◆ EXERCISE DIRECTIONS
Rewrite the material from its first line through the line that contains "bell-icon [338,386,356,404]", swapping "Accueil" for "Page d'accueil" and keeping everything else the same.

◆ RECORDS SHOWN
## Start

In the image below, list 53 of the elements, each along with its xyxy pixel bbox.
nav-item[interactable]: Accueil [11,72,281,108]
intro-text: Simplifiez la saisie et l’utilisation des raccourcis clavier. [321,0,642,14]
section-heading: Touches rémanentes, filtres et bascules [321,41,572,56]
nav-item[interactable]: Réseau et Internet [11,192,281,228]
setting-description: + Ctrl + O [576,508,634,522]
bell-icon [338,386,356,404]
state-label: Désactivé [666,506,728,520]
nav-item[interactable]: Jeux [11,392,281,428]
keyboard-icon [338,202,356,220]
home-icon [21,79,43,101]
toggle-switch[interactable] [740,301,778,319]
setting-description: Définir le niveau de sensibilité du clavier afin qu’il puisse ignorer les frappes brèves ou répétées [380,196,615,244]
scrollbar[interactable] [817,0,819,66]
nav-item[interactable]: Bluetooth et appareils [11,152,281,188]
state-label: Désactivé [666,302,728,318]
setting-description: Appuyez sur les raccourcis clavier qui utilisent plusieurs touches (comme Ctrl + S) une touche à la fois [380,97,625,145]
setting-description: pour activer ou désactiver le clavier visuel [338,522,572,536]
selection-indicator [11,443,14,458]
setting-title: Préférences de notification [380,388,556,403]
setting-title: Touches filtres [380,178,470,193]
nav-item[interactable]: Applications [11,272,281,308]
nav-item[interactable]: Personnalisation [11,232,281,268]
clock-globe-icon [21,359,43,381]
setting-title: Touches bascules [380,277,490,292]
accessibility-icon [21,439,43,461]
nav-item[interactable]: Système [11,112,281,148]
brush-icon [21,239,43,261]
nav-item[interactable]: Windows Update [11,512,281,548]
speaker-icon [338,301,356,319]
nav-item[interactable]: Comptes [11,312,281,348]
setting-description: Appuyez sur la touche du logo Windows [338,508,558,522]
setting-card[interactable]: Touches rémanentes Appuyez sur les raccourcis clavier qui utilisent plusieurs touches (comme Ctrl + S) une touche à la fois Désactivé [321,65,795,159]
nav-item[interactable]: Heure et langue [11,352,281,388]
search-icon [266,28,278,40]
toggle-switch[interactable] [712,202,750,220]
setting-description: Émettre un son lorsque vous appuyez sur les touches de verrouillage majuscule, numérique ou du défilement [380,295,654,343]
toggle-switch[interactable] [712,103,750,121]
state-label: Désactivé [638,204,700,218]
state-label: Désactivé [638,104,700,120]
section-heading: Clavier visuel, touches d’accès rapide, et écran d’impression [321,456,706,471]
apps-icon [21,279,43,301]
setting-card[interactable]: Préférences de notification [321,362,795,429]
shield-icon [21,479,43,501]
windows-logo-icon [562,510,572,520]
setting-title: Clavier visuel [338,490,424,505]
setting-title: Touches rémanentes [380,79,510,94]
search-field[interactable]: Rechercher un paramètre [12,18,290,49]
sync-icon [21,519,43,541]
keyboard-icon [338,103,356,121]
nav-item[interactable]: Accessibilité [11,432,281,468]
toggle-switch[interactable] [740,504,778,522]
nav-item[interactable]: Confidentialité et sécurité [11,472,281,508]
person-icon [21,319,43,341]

## End

◆ EXERCISE RESULT
In the image below, list 53 of the elements, each along with its xyxy pixel bbox.
nav-item[interactable]: Page d'accueil [11,72,281,108]
intro-text: Simplifiez la saisie et l’utilisation des raccourcis clavier. [321,0,642,14]
section-heading: Touches rémanentes, filtres et bascules [321,41,572,56]
nav-item[interactable]: Réseau et Internet [11,192,281,228]
setting-description: + Ctrl + O [576,508,634,522]
bell-icon [338,386,356,404]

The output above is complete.